Aim: Read the records and write them out again exactly.

Exercise inputs:
.....

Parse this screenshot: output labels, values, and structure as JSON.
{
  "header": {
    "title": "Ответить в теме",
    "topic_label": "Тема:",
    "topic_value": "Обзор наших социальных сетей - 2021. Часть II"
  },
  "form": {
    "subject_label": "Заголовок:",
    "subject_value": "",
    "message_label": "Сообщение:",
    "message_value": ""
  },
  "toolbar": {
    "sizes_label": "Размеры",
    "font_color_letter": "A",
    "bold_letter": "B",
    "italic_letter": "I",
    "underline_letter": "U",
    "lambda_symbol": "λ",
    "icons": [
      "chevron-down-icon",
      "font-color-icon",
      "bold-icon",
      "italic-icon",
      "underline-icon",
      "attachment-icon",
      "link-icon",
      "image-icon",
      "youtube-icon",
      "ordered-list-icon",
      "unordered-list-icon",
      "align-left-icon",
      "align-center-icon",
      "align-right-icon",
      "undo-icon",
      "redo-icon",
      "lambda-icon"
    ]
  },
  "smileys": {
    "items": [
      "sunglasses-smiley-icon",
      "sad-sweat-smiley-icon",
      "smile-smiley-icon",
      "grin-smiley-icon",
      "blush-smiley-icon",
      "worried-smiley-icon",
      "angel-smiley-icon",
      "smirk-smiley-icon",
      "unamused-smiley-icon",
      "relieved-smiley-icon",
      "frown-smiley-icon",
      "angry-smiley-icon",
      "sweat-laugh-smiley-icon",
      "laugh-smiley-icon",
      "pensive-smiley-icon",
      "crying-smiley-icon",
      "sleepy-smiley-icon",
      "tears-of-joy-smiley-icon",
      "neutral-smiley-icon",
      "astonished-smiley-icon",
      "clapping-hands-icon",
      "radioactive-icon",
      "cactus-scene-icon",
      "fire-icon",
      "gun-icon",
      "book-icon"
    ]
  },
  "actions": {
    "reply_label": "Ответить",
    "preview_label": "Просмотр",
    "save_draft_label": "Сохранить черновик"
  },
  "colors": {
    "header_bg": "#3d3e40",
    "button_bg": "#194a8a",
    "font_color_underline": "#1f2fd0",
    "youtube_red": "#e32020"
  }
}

.....

Solution for this problem:
Parse this screenshot: output labels, values, and structure as JSON.
{
  "header": {
    "title": "Ответить в теме",
    "topic_label": "Тема:",
    "topic_value": "Обзор наших социальных сетей - 2021. Часть II"
  },
  "form": {
    "subject_label": "Заголовок:",
    "subject_value": "",
    "message_label": "Сообщение:",
    "message_value": ""
  },
  "toolbar": {
    "sizes_label": "Размеры",
    "font_color_letter": "A",
    "bold_letter": "B",
    "italic_letter": "I",
    "underline_letter": "U",
    "lambda_symbol": "λ",
    "icons": [
      "chevron-down-icon",
      "font-color-icon",
      "bold-icon",
      "italic-icon",
      "underline-icon",
      "attachment-icon",
      "link-icon",
      "image-icon",
      "youtube-icon",
      "ordered-list-icon",
      "unordered-list-icon",
      "align-left-icon",
      "align-center-icon",
      "align-right-icon",
      "undo-icon",
      "redo-icon",
      "lambda-icon"
    ]
  },
  "smileys": {
    "items": [
      "sunglasses-smiley-icon",
      "sad-sweat-smiley-icon",
      "smile-smiley-icon",
      "grin-smiley-icon",
      "blush-smiley-icon",
      "worried-smiley-icon",
      "angel-smiley-icon",
      "smirk-smiley-icon",
      "unamused-smiley-icon",
      "relieved-smiley-icon",
      "frown-smiley-icon",
      "angry-smiley-icon",
      "sweat-laugh-smiley-icon",
      "laugh-smiley-icon",
      "pensive-smiley-icon",
      "crying-smiley-icon",
      "sleepy-smiley-icon",
      "tears-of-joy-smiley-icon",
      "neutral-smiley-icon",
      "astonished-smiley-icon",
      "clapping-hands-icon",
      "radioactive-icon",
      "cactus-scene-icon",
      "fire-icon",
      "gun-icon",
      "book-icon"
    ]
  },
  "actions": {
    "reply_label": "Ответить",
    "preview_label": "Просмотр",
    "save_draft_label": "Сохранить черновик"
  },
  "colors": {
    "header_bg": "#3d3e40",
    "button_bg": "#194a8a",
    "font_color_underline": "#1f2fd0",
    "youtube_red": "#e32020"
  }
}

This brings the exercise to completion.